## Source passage
········
Storage: Accepts writes and ostensibly makes them available via reads 
even after power failures. Reorders requests nearly arbitrarily and lies 
about whether writes actually took effect, unless you issue appropriate 
cache flushing and/or request ordering commands (and sometimes even 
then, if it was a cheap consumer drive).

OS: Accepts writes and ostensibly makes them available via reads even 
after power failures, reboots, etc. Reorders requests nearly arbitrarily 
and lies about whether writes actually took effect, unless you issue a 
stop-the-world, one-sided write barrier lovingly known as fsync 
(assuming the actually disk listens when you tell it to stop cheating).

Wish: a two-sided write barrier that not only ensures previously-issued 
writes complete before it reports success, but also prevents 
later-issued writes from completing while it is in progress, giving a 
reasonably simple way to enforce some ordering of writes in the system. 
Can be implemented entirely in software, as the latter has full control 
over which requests it chooses to schedule at the device, and also 
decides whether to block the requesting thread or not. Can be made 
virtually as fast as current writes, by maintaining a little extra 
information in the fs cache.
········
## Items
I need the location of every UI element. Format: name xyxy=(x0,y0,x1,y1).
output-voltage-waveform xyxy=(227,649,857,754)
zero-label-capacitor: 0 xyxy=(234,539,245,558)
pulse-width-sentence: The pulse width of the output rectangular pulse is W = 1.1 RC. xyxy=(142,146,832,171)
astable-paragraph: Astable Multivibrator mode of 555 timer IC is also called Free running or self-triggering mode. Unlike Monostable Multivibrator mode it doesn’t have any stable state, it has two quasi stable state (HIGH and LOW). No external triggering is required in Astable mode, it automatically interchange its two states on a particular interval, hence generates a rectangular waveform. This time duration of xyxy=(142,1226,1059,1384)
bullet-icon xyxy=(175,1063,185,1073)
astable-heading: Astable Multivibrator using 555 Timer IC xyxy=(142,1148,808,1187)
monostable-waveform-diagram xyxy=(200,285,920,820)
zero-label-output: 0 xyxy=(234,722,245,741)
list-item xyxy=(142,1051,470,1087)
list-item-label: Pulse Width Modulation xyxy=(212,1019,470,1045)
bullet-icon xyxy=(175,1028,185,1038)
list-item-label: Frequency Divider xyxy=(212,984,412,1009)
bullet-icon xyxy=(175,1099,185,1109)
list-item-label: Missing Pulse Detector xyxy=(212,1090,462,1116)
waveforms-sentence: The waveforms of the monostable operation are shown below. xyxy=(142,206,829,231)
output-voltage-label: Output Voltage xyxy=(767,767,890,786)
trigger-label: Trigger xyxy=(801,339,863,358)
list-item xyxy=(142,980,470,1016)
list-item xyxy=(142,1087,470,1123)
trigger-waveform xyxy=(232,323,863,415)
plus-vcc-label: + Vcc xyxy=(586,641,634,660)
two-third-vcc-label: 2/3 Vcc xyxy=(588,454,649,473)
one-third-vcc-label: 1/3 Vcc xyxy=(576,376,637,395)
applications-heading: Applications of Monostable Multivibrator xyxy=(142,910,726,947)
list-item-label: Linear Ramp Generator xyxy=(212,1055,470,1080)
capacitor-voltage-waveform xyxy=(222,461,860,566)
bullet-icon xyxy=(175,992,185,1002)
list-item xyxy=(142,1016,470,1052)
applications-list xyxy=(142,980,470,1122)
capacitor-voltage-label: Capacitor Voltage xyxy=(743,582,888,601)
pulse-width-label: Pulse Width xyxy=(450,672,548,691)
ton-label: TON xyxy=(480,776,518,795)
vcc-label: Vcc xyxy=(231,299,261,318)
········
## List of tasks
1. In the passage on write ordering, what name is given to the operating system's stop-the-world, one-sided write barrier?
2. Quote the write-ordering passage word for word, between "Wish: a two-sided" and "in the system.", inclusive.

## Responses for each task
1. fsync

2.
Wish: a two-sided write barrier that not only ensures previously-issued 
writes complete before it reports success, but also prevents 
later-issued writes from completing while it is in progress, giving a 
reasonably simple way to enforce some ordering of writes in the system.